Set task: Give only the number of lines in the data that include the string "first".

Dataset entries:
★ ★ ★ ★ ★
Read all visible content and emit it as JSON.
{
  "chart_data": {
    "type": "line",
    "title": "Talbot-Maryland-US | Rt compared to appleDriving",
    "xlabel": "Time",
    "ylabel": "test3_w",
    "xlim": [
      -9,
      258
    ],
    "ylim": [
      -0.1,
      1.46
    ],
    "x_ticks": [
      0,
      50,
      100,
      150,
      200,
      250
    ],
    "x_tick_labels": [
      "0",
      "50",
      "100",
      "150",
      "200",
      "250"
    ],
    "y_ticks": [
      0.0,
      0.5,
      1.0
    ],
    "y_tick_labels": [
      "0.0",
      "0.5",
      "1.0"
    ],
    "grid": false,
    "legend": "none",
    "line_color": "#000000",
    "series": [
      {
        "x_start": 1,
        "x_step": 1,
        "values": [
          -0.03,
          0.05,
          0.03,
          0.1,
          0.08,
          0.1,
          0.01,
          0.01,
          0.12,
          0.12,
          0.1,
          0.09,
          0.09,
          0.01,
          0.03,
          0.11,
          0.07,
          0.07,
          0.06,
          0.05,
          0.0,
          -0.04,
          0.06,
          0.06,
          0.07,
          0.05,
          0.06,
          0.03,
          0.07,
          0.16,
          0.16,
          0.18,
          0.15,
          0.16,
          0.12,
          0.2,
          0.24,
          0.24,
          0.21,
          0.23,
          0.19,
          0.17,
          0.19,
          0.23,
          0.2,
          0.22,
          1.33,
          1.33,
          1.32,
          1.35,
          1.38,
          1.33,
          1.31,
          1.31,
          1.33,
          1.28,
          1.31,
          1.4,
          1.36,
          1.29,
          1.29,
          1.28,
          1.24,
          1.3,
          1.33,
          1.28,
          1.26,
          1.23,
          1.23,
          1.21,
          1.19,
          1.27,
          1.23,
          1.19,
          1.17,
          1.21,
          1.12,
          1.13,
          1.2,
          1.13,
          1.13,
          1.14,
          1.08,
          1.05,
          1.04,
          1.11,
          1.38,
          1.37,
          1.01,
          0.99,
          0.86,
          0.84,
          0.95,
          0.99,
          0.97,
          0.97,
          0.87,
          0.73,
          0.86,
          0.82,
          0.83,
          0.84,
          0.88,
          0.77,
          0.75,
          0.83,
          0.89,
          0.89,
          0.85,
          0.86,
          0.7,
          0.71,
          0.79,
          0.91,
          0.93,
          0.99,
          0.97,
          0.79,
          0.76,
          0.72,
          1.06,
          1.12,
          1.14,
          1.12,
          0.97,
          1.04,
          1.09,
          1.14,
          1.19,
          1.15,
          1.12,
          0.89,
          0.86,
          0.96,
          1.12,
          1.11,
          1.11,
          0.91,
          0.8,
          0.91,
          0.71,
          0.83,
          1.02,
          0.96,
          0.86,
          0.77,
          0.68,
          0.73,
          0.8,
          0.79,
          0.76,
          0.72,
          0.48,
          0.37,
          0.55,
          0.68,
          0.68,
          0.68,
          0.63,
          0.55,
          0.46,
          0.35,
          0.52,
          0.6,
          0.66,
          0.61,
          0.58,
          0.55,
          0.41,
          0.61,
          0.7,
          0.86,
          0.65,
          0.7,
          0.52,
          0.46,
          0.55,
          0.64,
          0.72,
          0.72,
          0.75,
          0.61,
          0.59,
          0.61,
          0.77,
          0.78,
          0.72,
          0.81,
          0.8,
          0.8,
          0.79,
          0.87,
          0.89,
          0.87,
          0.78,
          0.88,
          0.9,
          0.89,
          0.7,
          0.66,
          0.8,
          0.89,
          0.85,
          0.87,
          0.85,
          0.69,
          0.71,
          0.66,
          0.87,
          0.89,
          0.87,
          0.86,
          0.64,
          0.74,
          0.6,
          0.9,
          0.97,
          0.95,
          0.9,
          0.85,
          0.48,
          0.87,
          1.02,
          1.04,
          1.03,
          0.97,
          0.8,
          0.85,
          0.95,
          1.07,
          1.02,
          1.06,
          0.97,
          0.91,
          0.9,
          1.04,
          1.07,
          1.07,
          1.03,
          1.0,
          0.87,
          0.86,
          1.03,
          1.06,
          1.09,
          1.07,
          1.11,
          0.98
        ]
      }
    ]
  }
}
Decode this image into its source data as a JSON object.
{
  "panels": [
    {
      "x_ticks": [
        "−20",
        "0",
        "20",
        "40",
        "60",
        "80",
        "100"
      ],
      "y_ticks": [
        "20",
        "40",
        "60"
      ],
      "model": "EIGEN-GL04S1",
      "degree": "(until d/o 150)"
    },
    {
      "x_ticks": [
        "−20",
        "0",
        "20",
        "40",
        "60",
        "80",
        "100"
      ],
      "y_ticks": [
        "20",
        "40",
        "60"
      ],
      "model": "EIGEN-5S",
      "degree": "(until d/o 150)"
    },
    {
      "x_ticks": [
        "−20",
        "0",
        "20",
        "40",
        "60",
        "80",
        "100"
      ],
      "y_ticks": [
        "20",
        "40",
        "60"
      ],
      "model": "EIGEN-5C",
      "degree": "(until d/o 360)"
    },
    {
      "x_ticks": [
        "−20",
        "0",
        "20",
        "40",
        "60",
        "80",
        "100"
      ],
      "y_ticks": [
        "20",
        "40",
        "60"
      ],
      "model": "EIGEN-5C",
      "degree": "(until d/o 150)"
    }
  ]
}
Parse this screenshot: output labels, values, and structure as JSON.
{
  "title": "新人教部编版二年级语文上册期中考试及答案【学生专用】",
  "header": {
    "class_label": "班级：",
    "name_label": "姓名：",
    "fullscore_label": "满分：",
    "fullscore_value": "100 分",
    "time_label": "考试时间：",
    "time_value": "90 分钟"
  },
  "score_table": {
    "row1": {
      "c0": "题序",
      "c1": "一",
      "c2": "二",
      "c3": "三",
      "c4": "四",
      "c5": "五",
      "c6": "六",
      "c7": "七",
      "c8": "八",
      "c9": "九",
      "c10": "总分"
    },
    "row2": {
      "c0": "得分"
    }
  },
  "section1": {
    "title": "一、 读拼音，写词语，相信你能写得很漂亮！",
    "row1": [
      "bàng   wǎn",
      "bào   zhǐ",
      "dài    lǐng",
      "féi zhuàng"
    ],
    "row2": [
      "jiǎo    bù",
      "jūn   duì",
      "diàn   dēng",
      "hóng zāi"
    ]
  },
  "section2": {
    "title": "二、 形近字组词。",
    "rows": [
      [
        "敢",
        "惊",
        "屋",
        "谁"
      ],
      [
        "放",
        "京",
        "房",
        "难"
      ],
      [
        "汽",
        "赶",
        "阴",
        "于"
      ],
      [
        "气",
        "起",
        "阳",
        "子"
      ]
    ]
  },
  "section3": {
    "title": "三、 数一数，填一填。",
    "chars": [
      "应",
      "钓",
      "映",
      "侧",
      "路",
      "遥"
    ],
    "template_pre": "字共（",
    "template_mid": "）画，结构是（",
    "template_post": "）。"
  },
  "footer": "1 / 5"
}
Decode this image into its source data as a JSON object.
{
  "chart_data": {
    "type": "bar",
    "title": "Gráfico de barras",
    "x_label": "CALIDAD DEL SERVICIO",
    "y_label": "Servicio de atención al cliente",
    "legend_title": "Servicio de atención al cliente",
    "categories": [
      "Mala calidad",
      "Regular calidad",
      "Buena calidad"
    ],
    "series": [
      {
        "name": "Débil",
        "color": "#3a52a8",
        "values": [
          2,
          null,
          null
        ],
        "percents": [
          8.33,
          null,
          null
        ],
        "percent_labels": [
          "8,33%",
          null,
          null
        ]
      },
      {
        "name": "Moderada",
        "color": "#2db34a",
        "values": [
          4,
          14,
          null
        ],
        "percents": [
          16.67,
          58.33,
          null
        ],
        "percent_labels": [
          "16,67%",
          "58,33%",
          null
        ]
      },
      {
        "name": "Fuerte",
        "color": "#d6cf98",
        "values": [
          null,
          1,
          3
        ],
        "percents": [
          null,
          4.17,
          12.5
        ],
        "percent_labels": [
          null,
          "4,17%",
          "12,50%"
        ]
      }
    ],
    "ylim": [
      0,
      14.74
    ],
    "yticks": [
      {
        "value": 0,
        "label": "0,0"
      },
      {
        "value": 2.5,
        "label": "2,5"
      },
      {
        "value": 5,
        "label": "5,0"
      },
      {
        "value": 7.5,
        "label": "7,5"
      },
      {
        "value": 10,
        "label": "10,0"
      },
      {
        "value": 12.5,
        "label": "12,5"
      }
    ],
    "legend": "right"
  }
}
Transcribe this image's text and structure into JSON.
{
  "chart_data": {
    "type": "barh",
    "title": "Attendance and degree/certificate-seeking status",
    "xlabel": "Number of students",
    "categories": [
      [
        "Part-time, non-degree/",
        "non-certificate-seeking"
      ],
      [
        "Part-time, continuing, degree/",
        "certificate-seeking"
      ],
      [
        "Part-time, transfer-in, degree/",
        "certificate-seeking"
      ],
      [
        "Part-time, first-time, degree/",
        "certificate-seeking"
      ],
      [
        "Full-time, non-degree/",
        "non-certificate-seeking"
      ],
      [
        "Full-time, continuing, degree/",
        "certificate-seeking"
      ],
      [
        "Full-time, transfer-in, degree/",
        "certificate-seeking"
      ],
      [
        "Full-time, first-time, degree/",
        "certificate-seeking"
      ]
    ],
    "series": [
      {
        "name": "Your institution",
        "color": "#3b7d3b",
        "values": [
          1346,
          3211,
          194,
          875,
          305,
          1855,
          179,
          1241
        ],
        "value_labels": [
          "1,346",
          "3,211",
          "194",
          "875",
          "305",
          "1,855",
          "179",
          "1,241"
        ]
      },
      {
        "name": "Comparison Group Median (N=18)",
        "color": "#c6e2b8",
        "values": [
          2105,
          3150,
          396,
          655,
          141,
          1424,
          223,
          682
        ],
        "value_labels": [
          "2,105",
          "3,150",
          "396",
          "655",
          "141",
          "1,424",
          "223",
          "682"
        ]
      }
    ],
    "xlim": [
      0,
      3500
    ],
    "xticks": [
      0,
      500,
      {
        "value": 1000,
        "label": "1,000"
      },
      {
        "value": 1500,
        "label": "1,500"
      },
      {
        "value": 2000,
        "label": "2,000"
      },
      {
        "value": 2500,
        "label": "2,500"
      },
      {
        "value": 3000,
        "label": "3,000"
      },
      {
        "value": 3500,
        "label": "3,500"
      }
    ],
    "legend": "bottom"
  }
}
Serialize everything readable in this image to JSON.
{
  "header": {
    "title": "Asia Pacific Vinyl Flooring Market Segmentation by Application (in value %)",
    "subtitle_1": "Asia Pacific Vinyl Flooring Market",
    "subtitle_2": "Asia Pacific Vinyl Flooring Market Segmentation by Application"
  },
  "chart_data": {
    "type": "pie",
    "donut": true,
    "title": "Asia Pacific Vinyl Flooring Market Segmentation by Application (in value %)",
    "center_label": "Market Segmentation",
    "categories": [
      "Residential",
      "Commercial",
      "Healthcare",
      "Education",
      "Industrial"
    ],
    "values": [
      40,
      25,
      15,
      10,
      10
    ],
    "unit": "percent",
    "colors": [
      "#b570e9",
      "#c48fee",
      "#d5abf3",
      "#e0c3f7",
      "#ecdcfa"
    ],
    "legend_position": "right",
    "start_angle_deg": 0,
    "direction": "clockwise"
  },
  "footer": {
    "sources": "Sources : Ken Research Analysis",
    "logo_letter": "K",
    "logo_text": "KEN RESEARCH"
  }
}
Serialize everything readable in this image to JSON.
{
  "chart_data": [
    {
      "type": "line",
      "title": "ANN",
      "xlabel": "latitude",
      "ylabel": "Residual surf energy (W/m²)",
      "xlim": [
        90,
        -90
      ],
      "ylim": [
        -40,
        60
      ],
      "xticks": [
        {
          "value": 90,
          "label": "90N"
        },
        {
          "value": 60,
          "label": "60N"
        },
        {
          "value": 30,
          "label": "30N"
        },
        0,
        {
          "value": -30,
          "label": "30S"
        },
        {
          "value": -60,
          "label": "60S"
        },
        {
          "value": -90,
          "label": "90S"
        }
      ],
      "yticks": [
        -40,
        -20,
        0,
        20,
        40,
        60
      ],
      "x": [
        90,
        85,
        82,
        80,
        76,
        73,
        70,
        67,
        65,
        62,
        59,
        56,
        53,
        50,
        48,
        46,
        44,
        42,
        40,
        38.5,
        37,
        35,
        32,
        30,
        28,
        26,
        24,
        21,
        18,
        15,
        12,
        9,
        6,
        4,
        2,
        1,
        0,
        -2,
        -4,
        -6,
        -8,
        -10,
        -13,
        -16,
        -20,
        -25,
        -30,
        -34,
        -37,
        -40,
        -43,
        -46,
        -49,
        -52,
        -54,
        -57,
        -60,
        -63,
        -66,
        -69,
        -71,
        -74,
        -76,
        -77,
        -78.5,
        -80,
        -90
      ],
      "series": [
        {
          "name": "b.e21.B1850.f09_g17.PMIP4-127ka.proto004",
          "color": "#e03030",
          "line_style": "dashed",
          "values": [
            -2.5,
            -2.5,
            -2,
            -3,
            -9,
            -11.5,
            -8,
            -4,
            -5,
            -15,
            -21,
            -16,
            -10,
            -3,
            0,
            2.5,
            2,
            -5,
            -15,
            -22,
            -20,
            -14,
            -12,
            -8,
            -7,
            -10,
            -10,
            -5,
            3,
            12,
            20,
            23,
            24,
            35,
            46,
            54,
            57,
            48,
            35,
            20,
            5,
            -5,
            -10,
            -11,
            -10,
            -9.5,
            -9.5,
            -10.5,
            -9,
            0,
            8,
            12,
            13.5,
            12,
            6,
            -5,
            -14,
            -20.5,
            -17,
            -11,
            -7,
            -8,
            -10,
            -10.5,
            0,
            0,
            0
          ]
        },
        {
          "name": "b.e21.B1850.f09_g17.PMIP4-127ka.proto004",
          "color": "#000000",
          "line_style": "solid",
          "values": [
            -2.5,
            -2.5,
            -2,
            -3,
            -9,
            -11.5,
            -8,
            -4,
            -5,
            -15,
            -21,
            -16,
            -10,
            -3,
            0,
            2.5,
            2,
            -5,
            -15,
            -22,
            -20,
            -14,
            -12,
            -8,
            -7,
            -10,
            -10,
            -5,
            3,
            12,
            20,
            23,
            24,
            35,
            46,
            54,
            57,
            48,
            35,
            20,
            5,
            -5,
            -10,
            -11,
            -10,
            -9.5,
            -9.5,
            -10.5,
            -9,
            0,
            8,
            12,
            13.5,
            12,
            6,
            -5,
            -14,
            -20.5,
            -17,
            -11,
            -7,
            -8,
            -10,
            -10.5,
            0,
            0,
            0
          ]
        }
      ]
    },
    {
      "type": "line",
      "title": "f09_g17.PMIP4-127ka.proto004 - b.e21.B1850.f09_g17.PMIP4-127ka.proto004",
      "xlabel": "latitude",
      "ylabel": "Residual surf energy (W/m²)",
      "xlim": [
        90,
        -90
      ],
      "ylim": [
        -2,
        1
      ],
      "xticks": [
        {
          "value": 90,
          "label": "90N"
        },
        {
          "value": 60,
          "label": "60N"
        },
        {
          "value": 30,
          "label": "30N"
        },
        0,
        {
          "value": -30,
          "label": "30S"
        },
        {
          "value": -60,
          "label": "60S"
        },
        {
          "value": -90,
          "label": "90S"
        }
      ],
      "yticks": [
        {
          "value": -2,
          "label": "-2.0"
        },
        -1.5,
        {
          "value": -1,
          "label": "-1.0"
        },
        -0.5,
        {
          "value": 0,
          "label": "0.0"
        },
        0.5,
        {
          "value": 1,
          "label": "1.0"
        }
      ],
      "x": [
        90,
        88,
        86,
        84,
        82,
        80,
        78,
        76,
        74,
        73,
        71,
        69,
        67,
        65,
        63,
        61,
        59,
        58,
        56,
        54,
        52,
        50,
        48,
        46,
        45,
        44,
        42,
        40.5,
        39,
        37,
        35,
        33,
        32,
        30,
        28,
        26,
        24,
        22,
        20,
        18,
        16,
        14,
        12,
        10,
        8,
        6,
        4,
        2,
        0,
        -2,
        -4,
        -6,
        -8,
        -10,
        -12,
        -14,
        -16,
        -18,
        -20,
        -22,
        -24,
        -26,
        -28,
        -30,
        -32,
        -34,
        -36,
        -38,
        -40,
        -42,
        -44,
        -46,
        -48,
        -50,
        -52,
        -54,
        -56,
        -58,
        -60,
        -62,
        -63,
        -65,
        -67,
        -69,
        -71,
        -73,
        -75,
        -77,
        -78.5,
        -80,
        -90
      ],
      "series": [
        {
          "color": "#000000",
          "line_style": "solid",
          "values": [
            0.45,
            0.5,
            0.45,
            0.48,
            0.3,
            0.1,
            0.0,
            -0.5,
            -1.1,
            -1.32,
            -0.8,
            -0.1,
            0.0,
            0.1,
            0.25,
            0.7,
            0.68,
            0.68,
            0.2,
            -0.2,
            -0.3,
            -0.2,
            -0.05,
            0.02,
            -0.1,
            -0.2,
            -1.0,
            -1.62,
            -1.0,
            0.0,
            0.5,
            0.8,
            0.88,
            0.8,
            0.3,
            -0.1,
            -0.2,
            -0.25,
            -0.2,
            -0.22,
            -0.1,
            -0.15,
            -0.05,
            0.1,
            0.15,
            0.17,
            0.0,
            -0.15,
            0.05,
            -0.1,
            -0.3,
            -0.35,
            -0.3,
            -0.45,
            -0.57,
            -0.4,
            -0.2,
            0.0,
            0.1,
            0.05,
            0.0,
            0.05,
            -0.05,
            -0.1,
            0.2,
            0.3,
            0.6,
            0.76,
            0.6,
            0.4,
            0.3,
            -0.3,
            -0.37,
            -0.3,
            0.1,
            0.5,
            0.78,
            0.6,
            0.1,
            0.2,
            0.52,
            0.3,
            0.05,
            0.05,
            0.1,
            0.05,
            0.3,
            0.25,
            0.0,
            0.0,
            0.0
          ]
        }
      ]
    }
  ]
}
★ ★ ★ ★ ★
Exercise answer: 2